● MATERIAL TO PROCESS
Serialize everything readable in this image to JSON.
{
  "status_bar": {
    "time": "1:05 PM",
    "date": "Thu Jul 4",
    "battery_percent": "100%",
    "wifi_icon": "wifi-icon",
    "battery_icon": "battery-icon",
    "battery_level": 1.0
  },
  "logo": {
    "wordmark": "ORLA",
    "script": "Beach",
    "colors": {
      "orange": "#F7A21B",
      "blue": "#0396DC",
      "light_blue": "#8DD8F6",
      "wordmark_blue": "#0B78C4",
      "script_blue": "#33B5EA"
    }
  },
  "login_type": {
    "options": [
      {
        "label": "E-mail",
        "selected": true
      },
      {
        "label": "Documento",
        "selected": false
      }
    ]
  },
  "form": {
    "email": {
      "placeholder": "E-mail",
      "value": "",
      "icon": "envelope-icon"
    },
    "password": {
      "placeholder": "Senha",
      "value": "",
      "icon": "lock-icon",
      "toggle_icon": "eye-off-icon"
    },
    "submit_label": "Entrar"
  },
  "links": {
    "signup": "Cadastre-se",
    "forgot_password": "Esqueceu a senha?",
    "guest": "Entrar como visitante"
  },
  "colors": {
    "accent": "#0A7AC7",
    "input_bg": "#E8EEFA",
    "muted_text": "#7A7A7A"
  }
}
...
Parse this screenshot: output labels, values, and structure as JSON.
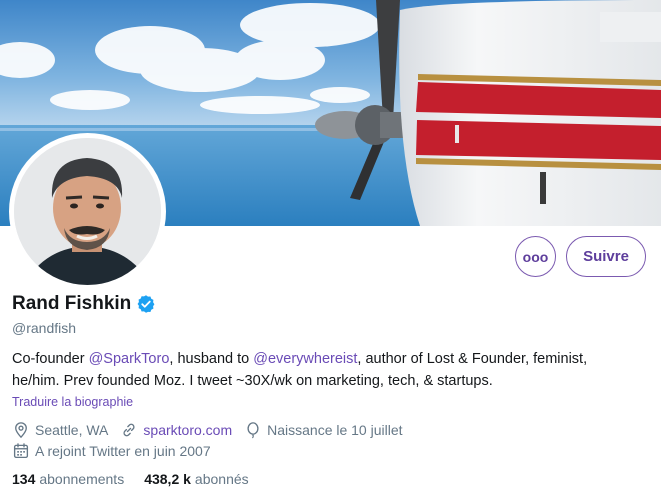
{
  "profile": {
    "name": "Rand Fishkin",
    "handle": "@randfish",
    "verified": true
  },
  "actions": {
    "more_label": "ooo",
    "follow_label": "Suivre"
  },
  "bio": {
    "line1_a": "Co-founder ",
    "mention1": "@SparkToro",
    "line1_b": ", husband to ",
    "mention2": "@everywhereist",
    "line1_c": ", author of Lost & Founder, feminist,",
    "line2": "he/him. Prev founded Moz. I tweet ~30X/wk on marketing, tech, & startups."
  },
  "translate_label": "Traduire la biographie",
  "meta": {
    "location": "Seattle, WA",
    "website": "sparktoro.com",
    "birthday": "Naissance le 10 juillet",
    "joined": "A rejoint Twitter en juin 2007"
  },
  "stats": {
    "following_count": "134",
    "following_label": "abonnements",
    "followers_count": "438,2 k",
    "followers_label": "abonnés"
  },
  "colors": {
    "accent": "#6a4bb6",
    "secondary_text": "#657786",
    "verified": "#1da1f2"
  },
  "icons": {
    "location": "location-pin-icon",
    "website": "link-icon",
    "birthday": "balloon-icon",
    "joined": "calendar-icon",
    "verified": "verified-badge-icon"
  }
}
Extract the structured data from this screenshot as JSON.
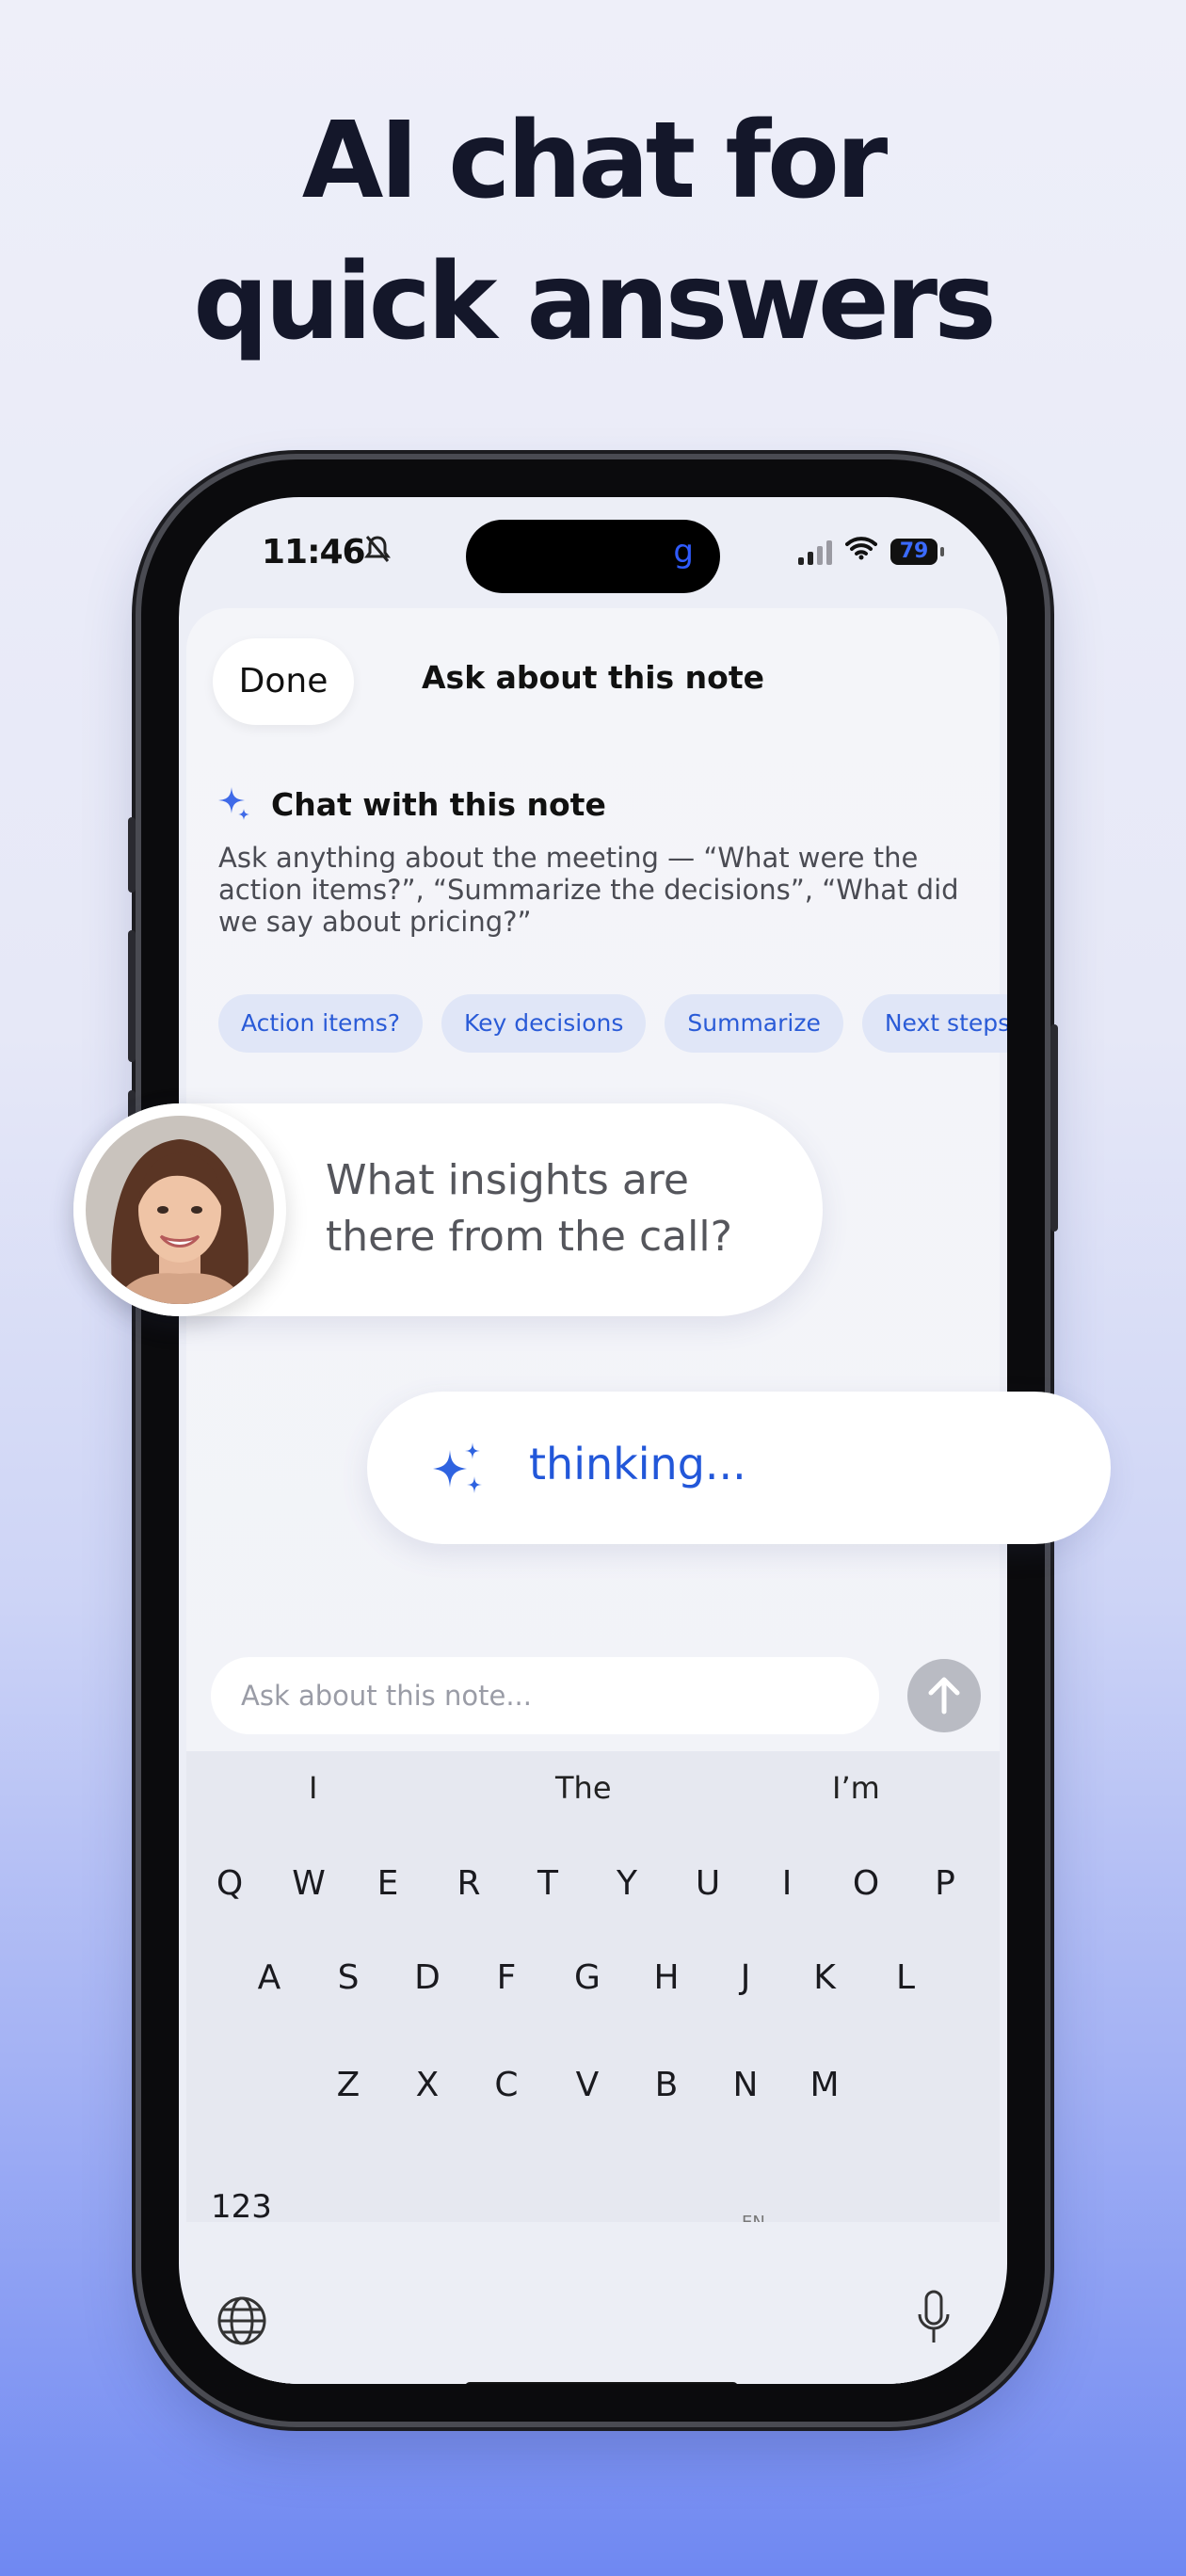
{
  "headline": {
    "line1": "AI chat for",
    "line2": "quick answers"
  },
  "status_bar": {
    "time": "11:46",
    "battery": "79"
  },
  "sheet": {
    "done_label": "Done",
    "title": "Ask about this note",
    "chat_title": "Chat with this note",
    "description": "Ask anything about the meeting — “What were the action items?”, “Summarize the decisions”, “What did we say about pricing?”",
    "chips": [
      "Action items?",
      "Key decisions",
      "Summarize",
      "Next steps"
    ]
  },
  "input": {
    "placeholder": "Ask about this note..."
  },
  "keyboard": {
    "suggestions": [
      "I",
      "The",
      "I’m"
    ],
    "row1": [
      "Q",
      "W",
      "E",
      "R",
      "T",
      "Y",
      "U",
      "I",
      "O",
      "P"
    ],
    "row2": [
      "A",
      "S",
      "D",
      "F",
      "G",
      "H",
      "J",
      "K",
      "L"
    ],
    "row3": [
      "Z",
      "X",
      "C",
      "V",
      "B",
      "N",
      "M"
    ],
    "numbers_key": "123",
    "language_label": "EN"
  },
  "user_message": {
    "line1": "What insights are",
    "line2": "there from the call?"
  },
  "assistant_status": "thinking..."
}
--
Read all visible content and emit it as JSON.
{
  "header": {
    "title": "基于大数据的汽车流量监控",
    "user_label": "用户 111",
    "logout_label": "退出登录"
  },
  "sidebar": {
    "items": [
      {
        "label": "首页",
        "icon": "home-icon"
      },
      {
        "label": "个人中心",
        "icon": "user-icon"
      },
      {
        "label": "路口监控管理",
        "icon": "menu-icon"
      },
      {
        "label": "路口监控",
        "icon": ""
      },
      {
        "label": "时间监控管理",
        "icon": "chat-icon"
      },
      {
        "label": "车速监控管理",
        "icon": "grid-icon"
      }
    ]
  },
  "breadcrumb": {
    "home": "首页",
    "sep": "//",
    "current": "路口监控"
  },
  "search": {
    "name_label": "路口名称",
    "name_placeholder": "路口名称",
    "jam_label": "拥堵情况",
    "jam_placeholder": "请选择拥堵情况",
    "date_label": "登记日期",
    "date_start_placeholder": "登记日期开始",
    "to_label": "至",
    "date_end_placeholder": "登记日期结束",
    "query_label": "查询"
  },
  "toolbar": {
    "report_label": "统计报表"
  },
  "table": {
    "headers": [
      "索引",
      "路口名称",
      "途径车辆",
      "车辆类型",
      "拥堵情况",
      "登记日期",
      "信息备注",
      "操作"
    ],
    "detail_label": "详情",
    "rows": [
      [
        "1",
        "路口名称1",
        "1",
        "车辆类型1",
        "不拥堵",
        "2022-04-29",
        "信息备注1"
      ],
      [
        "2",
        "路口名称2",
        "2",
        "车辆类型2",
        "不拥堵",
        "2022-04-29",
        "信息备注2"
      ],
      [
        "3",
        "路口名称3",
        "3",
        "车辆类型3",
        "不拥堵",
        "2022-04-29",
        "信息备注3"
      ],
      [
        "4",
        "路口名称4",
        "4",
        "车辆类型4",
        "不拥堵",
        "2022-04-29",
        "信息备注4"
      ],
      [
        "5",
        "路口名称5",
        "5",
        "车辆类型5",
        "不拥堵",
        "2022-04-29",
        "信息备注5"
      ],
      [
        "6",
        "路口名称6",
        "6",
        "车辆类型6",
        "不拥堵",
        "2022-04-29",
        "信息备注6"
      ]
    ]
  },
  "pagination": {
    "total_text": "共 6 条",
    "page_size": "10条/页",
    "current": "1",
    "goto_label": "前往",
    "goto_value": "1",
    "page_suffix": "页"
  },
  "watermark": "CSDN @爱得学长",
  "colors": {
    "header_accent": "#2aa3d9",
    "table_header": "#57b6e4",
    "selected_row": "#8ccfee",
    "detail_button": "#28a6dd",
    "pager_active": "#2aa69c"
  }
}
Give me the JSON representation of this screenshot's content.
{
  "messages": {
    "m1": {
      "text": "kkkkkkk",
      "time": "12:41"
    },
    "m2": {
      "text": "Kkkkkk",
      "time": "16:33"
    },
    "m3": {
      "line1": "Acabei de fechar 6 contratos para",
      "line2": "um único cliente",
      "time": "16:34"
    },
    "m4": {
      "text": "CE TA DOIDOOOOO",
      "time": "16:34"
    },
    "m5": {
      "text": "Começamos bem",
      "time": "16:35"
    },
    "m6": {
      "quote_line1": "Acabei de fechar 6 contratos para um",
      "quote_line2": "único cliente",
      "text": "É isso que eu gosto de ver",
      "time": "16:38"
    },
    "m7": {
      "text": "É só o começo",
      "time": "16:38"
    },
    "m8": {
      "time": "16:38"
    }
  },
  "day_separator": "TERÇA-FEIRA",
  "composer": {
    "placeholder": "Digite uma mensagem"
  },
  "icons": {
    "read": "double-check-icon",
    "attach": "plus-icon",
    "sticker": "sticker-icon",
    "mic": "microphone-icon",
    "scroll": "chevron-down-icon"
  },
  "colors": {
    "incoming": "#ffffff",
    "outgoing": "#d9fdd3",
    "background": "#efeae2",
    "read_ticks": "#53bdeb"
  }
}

● EXERCISE DETAILS
Select every line in the material above where the string "What" occurs, and copy it.

● CORRECT RESULT
    "description": "Ask anything about the meeting — “What were the action items?”, “Summarize the decisions”, “What did we say about pricing?”",
    "line1": "What insights are",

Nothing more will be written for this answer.